* [Task to complete]: Transcribe all of the data exactly. Omit the pictures.

Figure data in JSON:
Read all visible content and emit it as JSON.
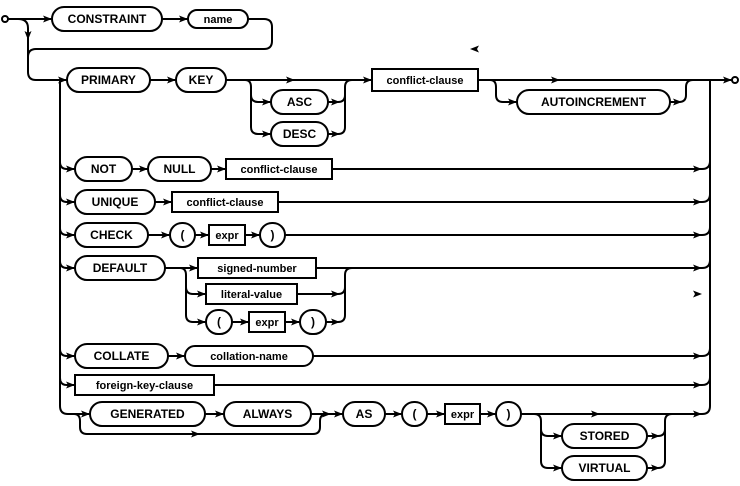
{
  "diagram": {
    "colors": {
      "line": "#000000",
      "background": "#ffffff"
    },
    "nodes": {
      "constraint": {
        "label": "CONSTRAINT",
        "kind": "terminal"
      },
      "name": {
        "label": "name",
        "kind": "terminal"
      },
      "primary": {
        "label": "PRIMARY",
        "kind": "terminal"
      },
      "key": {
        "label": "KEY",
        "kind": "terminal"
      },
      "asc": {
        "label": "ASC",
        "kind": "terminal"
      },
      "desc": {
        "label": "DESC",
        "kind": "terminal"
      },
      "pk_conflict": {
        "label": "conflict-clause",
        "kind": "nonterminal"
      },
      "autoincrement": {
        "label": "AUTOINCREMENT",
        "kind": "terminal"
      },
      "not": {
        "label": "NOT",
        "kind": "terminal"
      },
      "null": {
        "label": "NULL",
        "kind": "terminal"
      },
      "nn_conflict": {
        "label": "conflict-clause",
        "kind": "nonterminal"
      },
      "unique": {
        "label": "UNIQUE",
        "kind": "terminal"
      },
      "uq_conflict": {
        "label": "conflict-clause",
        "kind": "nonterminal"
      },
      "check": {
        "label": "CHECK",
        "kind": "terminal"
      },
      "check_lparen": {
        "label": "(",
        "kind": "terminal"
      },
      "check_expr": {
        "label": "expr",
        "kind": "nonterminal"
      },
      "check_rparen": {
        "label": ")",
        "kind": "terminal"
      },
      "default": {
        "label": "DEFAULT",
        "kind": "terminal"
      },
      "signed_number": {
        "label": "signed-number",
        "kind": "nonterminal"
      },
      "literal_value": {
        "label": "literal-value",
        "kind": "nonterminal"
      },
      "def_lparen": {
        "label": "(",
        "kind": "terminal"
      },
      "def_expr": {
        "label": "expr",
        "kind": "nonterminal"
      },
      "def_rparen": {
        "label": ")",
        "kind": "terminal"
      },
      "collate": {
        "label": "COLLATE",
        "kind": "terminal"
      },
      "collation_name": {
        "label": "collation-name",
        "kind": "terminal"
      },
      "foreign_key_clause": {
        "label": "foreign-key-clause",
        "kind": "nonterminal"
      },
      "generated": {
        "label": "GENERATED",
        "kind": "terminal"
      },
      "always": {
        "label": "ALWAYS",
        "kind": "terminal"
      },
      "as": {
        "label": "AS",
        "kind": "terminal"
      },
      "gen_lparen": {
        "label": "(",
        "kind": "terminal"
      },
      "gen_expr": {
        "label": "expr",
        "kind": "nonterminal"
      },
      "gen_rparen": {
        "label": ")",
        "kind": "terminal"
      },
      "stored": {
        "label": "STORED",
        "kind": "terminal"
      },
      "virtual": {
        "label": "VIRTUAL",
        "kind": "terminal"
      }
    }
  }
}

* [Reply]:
Read all visible content and emit it as JSON.
{
  "diagram": {
    "colors": {
      "line": "#000000",
      "background": "#ffffff"
    },
    "nodes": {
      "constraint": {
        "label": "CONSTRAINT",
        "kind": "terminal"
      },
      "name": {
        "label": "name",
        "kind": "terminal"
      },
      "primary": {
        "label": "PRIMARY",
        "kind": "terminal"
      },
      "key": {
        "label": "KEY",
        "kind": "terminal"
      },
      "asc": {
        "label": "ASC",
        "kind": "terminal"
      },
      "desc": {
        "label": "DESC",
        "kind": "terminal"
      },
      "pk_conflict": {
        "label": "conflict-clause",
        "kind": "nonterminal"
      },
      "autoincrement": {
        "label": "AUTOINCREMENT",
        "kind": "terminal"
      },
      "not": {
        "label": "NOT",
        "kind": "terminal"
      },
      "null": {
        "label": "NULL",
        "kind": "terminal"
      },
      "nn_conflict": {
        "label": "conflict-clause",
        "kind": "nonterminal"
      },
      "unique": {
        "label": "UNIQUE",
        "kind": "terminal"
      },
      "uq_conflict": {
        "label": "conflict-clause",
        "kind": "nonterminal"
      },
      "check": {
        "label": "CHECK",
        "kind": "terminal"
      },
      "check_lparen": {
        "label": "(",
        "kind": "terminal"
      },
      "check_expr": {
        "label": "expr",
        "kind": "nonterminal"
      },
      "check_rparen": {
        "label": ")",
        "kind": "terminal"
      },
      "default": {
        "label": "DEFAULT",
        "kind": "terminal"
      },
      "signed_number": {
        "label": "signed-number",
        "kind": "nonterminal"
      },
      "literal_value": {
        "label": "literal-value",
        "kind": "nonterminal"
      },
      "def_lparen": {
        "label": "(",
        "kind": "terminal"
      },
      "def_expr": {
        "label": "expr",
        "kind": "nonterminal"
      },
      "def_rparen": {
        "label": ")",
        "kind": "terminal"
      },
      "collate": {
        "label": "COLLATE",
        "kind": "terminal"
      },
      "collation_name": {
        "label": "collation-name",
        "kind": "terminal"
      },
      "foreign_key_clause": {
        "label": "foreign-key-clause",
        "kind": "nonterminal"
      },
      "generated": {
        "label": "GENERATED",
        "kind": "terminal"
      },
      "always": {
        "label": "ALWAYS",
        "kind": "terminal"
      },
      "as": {
        "label": "AS",
        "kind": "terminal"
      },
      "gen_lparen": {
        "label": "(",
        "kind": "terminal"
      },
      "gen_expr": {
        "label": "expr",
        "kind": "nonterminal"
      },
      "gen_rparen": {
        "label": ")",
        "kind": "terminal"
      },
      "stored": {
        "label": "STORED",
        "kind": "terminal"
      },
      "virtual": {
        "label": "VIRTUAL",
        "kind": "terminal"
      }
    }
  }
}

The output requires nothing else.